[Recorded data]
____

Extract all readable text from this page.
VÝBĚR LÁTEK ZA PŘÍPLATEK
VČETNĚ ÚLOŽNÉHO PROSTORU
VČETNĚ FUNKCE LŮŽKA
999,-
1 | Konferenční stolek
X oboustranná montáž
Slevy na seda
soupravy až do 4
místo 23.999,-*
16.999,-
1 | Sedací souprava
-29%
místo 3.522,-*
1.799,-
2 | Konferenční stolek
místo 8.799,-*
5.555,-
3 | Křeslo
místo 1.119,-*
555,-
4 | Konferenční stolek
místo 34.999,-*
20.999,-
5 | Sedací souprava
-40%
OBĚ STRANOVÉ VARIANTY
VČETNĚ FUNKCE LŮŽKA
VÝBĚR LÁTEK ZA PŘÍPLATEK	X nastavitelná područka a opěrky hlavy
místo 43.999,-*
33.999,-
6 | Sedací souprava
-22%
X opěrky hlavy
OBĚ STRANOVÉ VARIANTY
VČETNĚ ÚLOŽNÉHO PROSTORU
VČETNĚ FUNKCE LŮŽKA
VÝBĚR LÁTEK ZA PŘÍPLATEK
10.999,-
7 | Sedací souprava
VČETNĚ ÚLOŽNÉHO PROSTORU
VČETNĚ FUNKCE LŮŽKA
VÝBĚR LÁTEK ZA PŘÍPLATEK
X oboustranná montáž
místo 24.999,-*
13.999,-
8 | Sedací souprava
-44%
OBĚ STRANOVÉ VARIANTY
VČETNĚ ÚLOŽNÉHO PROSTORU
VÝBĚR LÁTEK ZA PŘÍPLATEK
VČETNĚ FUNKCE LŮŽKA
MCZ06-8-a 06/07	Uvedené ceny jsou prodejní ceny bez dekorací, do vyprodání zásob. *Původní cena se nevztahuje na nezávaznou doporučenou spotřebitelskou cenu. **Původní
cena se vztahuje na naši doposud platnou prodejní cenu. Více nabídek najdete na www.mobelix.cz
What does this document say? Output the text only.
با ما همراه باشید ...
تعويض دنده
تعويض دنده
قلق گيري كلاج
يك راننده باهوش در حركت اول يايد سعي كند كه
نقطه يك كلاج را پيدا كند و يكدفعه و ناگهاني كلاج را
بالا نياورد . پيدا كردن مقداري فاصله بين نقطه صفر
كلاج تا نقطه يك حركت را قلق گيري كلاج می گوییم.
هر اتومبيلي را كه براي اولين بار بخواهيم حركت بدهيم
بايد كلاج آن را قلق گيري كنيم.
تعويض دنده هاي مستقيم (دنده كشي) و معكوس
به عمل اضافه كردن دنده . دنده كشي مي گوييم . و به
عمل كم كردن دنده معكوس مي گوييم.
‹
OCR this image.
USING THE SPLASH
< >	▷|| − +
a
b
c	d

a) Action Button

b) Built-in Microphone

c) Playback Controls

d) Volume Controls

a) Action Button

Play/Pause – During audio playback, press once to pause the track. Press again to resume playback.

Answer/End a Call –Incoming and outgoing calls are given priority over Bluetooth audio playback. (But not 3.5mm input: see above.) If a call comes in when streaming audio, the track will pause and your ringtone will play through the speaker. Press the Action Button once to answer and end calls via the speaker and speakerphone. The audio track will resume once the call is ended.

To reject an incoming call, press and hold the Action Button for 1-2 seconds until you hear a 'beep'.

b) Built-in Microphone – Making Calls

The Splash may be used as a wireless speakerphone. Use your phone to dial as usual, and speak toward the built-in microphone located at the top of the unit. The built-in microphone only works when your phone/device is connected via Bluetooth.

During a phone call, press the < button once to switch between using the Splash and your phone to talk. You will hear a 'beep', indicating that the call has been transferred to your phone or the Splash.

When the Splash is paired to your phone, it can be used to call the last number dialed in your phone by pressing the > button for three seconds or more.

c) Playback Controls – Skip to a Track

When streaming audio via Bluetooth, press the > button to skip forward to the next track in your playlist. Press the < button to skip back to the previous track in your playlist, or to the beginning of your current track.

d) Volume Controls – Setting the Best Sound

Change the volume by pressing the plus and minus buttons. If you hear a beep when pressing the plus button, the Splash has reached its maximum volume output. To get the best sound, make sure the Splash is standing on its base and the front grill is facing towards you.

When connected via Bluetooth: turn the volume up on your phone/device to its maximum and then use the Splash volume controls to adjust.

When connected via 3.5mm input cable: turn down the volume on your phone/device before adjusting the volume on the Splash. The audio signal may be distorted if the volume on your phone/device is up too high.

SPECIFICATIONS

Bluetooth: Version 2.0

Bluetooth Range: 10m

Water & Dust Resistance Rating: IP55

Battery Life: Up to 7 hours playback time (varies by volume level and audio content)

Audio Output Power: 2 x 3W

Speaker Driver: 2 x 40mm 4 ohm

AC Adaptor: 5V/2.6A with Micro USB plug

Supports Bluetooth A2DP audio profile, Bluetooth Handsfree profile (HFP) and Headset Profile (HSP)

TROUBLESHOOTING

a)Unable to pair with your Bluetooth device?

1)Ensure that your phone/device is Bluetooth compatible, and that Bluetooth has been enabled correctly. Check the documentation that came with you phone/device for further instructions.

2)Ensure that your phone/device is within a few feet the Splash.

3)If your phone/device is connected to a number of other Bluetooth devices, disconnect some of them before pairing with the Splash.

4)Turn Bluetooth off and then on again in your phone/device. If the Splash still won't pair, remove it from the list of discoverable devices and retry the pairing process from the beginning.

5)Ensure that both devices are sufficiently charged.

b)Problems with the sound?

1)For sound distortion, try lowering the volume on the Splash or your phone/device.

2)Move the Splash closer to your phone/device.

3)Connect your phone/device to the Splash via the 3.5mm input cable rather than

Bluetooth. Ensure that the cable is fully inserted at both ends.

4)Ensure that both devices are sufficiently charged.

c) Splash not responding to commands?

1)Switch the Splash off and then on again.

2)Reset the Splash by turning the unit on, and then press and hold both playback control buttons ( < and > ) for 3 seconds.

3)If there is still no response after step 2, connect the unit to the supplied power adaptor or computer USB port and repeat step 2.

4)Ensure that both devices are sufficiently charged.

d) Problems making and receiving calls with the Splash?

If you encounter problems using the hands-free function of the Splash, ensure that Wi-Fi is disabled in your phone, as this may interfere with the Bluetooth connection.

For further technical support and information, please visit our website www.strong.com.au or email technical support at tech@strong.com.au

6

____

- [WHAT IS NEEDED]:
Provide an exact reproduction of all the entries shown above.

- [RESPONSE TO THE EXERCISE]:
Extract all readable text from this page.
VÝBĚR LÁTEK ZA PŘÍPLATEK
VČETNĚ ÚLOŽNÉHO PROSTORU
VČETNĚ FUNKCE LŮŽKA
999,-
1 | Konferenční stolek
X oboustranná montáž
Slevy na seda
soupravy až do 4
místo 23.999,-*
16.999,-
1 | Sedací souprava
-29%
místo 3.522,-*
1.799,-
2 | Konferenční stolek
místo 8.799,-*
5.555,-
3 | Křeslo
místo 1.119,-*
555,-
4 | Konferenční stolek
místo 34.999,-*
20.999,-
5 | Sedací souprava
-40%
OBĚ STRANOVÉ VARIANTY
VČETNĚ FUNKCE LŮŽKA
VÝBĚR LÁTEK ZA PŘÍPLATEK	X nastavitelná područka a opěrky hlavy
místo 43.999,-*
33.999,-
6 | Sedací souprava
-22%
X opěrky hlavy
OBĚ STRANOVÉ VARIANTY
VČETNĚ ÚLOŽNÉHO PROSTORU
VČETNĚ FUNKCE LŮŽKA
VÝBĚR LÁTEK ZA PŘÍPLATEK
10.999,-
7 | Sedací souprava
VČETNĚ ÚLOŽNÉHO PROSTORU
VČETNĚ FUNKCE LŮŽKA
VÝBĚR LÁTEK ZA PŘÍPLATEK
X oboustranná montáž
místo 24.999,-*
13.999,-
8 | Sedací souprava
-44%
OBĚ STRANOVÉ VARIANTY
VČETNĚ ÚLOŽNÉHO PROSTORU
VÝBĚR LÁTEK ZA PŘÍPLATEK
VČETNĚ FUNKCE LŮŽKA
MCZ06-8-a 06/07	Uvedené ceny jsou prodejní ceny bez dekorací, do vyprodání zásob. *Původní cena se nevztahuje na nezávaznou doporučenou spotřebitelskou cenu. **Původní
cena se vztahuje na naši doposud platnou prodejní cenu. Více nabídek najdete na www.mobelix.cz
What does this document say? Output the text only.
با ما همراه باشید ...
تعويض دنده
تعويض دنده
قلق گيري كلاج
يك راننده باهوش در حركت اول يايد سعي كند كه
نقطه يك كلاج را پيدا كند و يكدفعه و ناگهاني كلاج را
بالا نياورد . پيدا كردن مقداري فاصله بين نقطه صفر
كلاج تا نقطه يك حركت را قلق گيري كلاج می گوییم.
هر اتومبيلي را كه براي اولين بار بخواهيم حركت بدهيم
بايد كلاج آن را قلق گيري كنيم.
تعويض دنده هاي مستقيم (دنده كشي) و معكوس
به عمل اضافه كردن دنده . دنده كشي مي گوييم . و به
عمل كم كردن دنده معكوس مي گوييم.
‹
OCR this image.
USING THE SPLASH
< >	▷|| − +
a
b
c	d

a) Action Button

b) Built-in Microphone

c) Playback Controls

d) Volume Controls

a) Action Button

Play/Pause – During audio playback, press once to pause the track. Press again to resume playback.

Answer/End a Call –Incoming and outgoing calls are given priority over Bluetooth audio playback. (But not 3.5mm input: see above.) If a call comes in when streaming audio, the track will pause and your ringtone will play through the speaker. Press the Action Button once to answer and end calls via the speaker and speakerphone. The audio track will resume once the call is ended.

To reject an incoming call, press and hold the Action Button for 1-2 seconds until you hear a 'beep'.

b) Built-in Microphone – Making Calls

The Splash may be used as a wireless speakerphone. Use your phone to dial as usual, and speak toward the built-in microphone located at the top of the unit. The built-in microphone only works when your phone/device is connected via Bluetooth.

During a phone call, press the < button once to switch between using the Splash and your phone to talk. You will hear a 'beep', indicating that the call has been transferred to your phone or the Splash.

When the Splash is paired to your phone, it can be used to call the last number dialed in your phone by pressing the > button for three seconds or more.

c) Playback Controls – Skip to a Track

When streaming audio via Bluetooth, press the > button to skip forward to the next track in your playlist. Press the < button to skip back to the previous track in your playlist, or to the beginning of your current track.

d) Volume Controls – Setting the Best Sound

Change the volume by pressing the plus and minus buttons. If you hear a beep when pressing the plus button, the Splash has reached its maximum volume output. To get the best sound, make sure the Splash is standing on its base and the front grill is facing towards you.

When connected via Bluetooth: turn the volume up on your phone/device to its maximum and then use the Splash volume controls to adjust.

When connected via 3.5mm input cable: turn down the volume on your phone/device before adjusting the volume on the Splash. The audio signal may be distorted if the volume on your phone/device is up too high.

SPECIFICATIONS

Bluetooth: Version 2.0

Bluetooth Range: 10m

Water & Dust Resistance Rating: IP55

Battery Life: Up to 7 hours playback time (varies by volume level and audio content)

Audio Output Power: 2 x 3W

Speaker Driver: 2 x 40mm 4 ohm

AC Adaptor: 5V/2.6A with Micro USB plug

Supports Bluetooth A2DP audio profile, Bluetooth Handsfree profile (HFP) and Headset Profile (HSP)

TROUBLESHOOTING

a)Unable to pair with your Bluetooth device?

1)Ensure that your phone/device is Bluetooth compatible, and that Bluetooth has been enabled correctly. Check the documentation that came with you phone/device for further instructions.

2)Ensure that your phone/device is within a few feet the Splash.

3)If your phone/device is connected to a number of other Bluetooth devices, disconnect some of them before pairing with the Splash.

4)Turn Bluetooth off and then on again in your phone/device. If the Splash still won't pair, remove it from the list of discoverable devices and retry the pairing process from the beginning.

5)Ensure that both devices are sufficiently charged.

b)Problems with the sound?

1)For sound distortion, try lowering the volume on the Splash or your phone/device.

2)Move the Splash closer to your phone/device.

3)Connect your phone/device to the Splash via the 3.5mm input cable rather than

Bluetooth. Ensure that the cable is fully inserted at both ends.

4)Ensure that both devices are sufficiently charged.

c) Splash not responding to commands?

1)Switch the Splash off and then on again.

2)Reset the Splash by turning the unit on, and then press and hold both playback control buttons ( < and > ) for 3 seconds.

3)If there is still no response after step 2, connect the unit to the supplied power adaptor or computer USB port and repeat step 2.

4)Ensure that both devices are sufficiently charged.

d) Problems making and receiving calls with the Splash?

If you encounter problems using the hands-free function of the Splash, ensure that Wi-Fi is disabled in your phone, as this may interfere with the Bluetooth connection.

For further technical support and information, please visit our website www.strong.com.au or email technical support at tech@strong.com.au

6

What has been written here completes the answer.